** begin MATERIAL SHOWN **
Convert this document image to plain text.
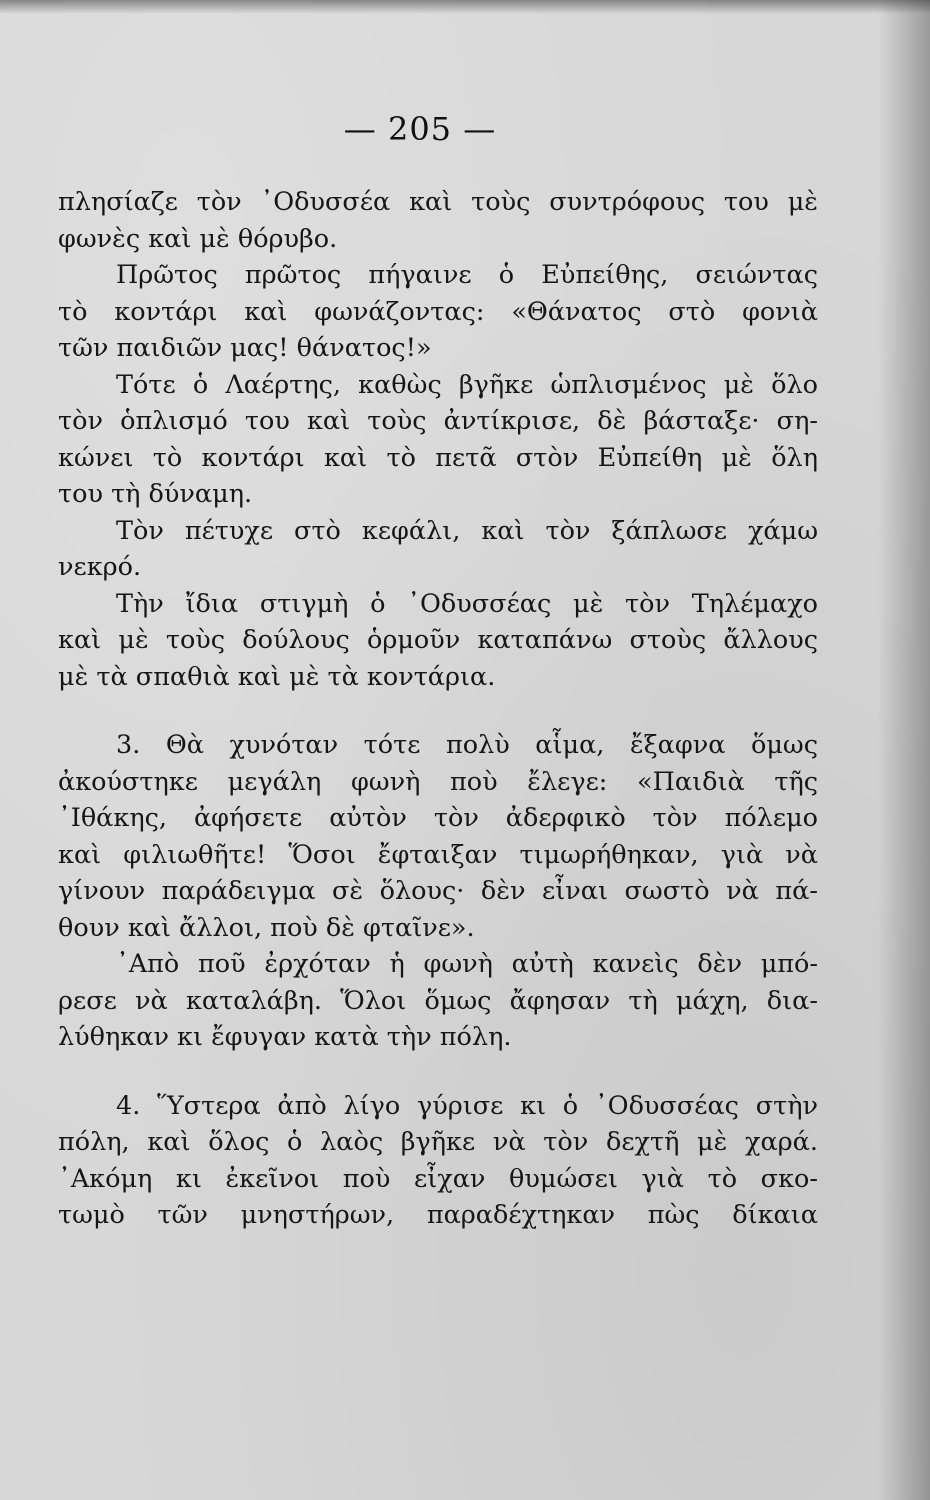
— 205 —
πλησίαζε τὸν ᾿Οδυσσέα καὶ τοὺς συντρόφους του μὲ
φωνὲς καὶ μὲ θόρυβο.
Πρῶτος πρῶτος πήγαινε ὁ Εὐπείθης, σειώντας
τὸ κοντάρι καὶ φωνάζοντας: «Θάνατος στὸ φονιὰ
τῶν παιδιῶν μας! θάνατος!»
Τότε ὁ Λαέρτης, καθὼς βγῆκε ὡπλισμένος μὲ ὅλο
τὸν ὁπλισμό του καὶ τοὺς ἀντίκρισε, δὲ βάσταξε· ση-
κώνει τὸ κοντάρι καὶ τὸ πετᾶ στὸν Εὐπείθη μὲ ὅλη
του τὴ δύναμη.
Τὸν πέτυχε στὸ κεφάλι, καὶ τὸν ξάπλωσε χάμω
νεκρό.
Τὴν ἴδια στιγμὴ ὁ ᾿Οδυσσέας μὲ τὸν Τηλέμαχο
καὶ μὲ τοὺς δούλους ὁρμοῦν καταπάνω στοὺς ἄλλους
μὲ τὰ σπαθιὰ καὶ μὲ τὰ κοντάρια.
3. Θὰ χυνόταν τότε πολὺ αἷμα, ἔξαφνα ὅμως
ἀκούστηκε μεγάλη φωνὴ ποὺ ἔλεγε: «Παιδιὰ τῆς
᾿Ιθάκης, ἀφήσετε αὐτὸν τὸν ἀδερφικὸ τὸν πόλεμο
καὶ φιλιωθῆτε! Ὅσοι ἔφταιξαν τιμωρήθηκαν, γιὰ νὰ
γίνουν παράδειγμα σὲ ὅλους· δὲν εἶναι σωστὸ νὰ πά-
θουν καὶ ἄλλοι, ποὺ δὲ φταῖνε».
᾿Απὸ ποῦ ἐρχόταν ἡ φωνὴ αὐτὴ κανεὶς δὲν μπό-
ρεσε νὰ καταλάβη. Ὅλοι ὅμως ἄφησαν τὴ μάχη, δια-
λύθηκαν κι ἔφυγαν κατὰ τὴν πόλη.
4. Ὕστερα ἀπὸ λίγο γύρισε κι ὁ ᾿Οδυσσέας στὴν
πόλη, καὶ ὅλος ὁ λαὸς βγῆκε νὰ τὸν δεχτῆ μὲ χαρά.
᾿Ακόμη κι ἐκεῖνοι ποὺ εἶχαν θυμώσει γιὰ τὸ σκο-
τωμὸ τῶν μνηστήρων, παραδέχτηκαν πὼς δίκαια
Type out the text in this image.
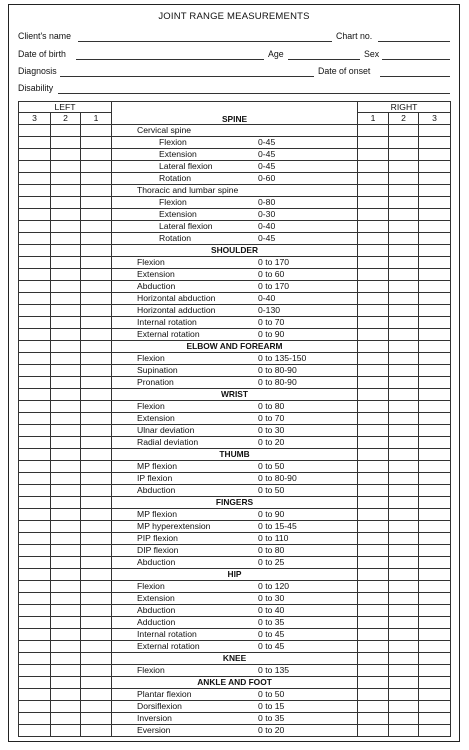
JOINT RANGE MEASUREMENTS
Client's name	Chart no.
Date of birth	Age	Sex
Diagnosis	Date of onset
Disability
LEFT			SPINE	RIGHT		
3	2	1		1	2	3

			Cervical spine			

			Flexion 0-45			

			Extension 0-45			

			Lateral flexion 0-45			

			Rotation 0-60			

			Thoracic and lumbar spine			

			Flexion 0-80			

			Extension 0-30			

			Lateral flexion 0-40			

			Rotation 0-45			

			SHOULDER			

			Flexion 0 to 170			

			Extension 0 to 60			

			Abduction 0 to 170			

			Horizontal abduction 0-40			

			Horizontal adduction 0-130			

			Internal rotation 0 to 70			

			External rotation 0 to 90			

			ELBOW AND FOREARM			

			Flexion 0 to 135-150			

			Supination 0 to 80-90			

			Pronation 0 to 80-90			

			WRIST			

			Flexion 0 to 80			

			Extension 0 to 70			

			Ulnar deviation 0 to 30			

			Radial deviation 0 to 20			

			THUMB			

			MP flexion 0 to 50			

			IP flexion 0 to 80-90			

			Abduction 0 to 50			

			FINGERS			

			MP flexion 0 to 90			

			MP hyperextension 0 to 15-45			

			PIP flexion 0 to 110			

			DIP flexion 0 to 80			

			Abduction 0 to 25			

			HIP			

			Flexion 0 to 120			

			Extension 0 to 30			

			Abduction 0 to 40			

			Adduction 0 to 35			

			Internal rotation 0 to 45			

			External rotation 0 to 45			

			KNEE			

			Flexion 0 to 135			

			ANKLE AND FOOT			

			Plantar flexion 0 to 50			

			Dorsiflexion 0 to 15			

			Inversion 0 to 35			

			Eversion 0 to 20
** end MATERIAL SHOWN **
** begin MATERIAL SHOWN **
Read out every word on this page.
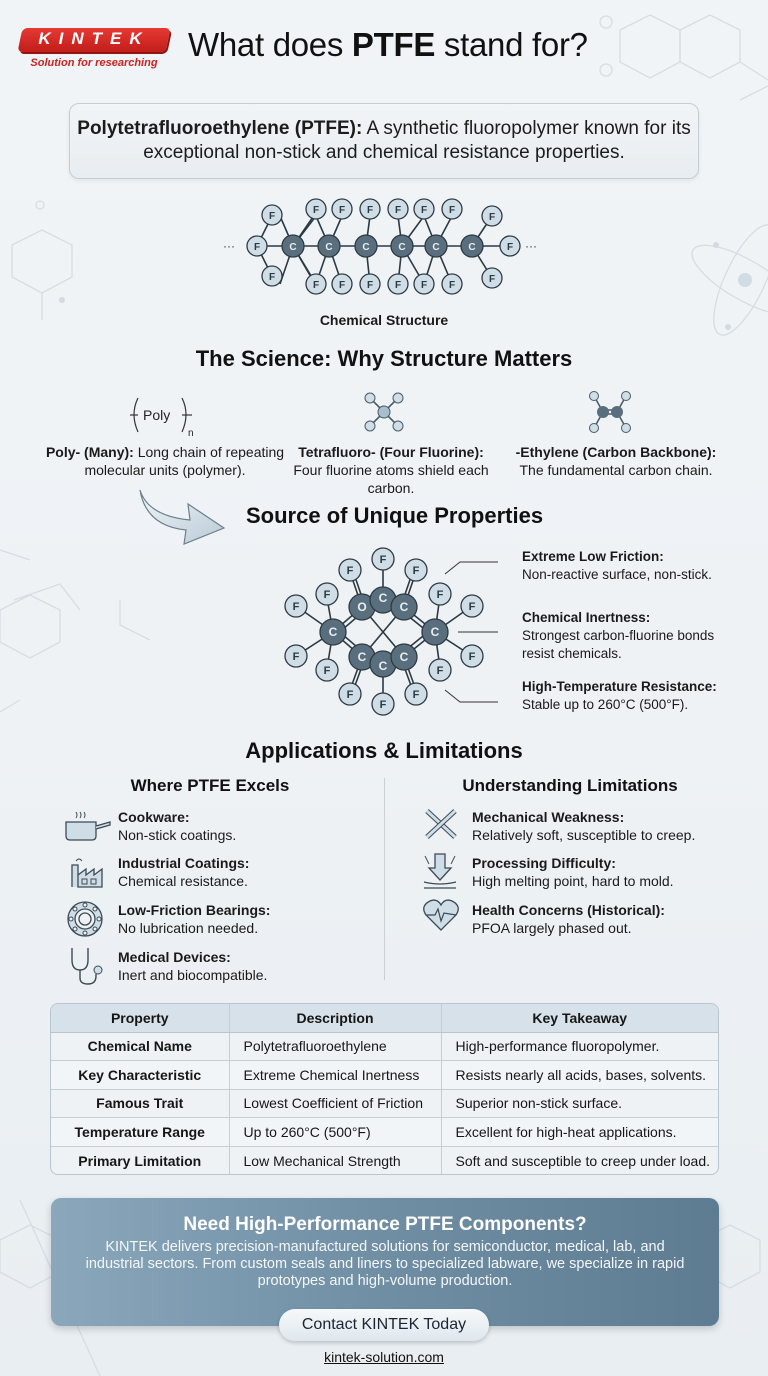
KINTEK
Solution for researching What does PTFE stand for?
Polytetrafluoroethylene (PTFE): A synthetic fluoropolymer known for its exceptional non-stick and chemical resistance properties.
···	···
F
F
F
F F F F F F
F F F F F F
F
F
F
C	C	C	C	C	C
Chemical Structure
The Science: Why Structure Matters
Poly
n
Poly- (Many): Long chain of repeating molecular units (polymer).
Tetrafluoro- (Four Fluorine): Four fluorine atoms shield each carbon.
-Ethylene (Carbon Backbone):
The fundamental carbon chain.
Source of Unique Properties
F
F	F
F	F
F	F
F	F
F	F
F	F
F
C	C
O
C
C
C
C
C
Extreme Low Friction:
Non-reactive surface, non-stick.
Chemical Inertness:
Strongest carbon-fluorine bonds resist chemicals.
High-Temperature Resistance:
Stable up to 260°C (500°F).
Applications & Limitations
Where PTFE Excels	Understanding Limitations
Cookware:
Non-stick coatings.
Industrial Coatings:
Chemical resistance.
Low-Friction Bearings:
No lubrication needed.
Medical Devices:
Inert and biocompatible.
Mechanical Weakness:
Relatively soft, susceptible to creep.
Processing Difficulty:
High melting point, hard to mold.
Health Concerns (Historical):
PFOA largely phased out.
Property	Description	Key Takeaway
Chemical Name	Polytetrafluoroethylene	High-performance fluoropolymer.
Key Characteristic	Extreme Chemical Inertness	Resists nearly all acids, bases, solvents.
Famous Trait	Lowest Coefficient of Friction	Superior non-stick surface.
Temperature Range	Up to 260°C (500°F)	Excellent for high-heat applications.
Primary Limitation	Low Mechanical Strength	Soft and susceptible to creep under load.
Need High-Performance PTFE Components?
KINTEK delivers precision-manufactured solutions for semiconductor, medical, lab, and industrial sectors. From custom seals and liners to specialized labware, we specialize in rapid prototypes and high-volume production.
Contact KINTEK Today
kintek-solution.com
** end MATERIAL SHOWN **
** TASK GOAL **
Tally how many lines in the material above hold the word "τοὺς". Write only that number.

** FINAL ANSWER **
3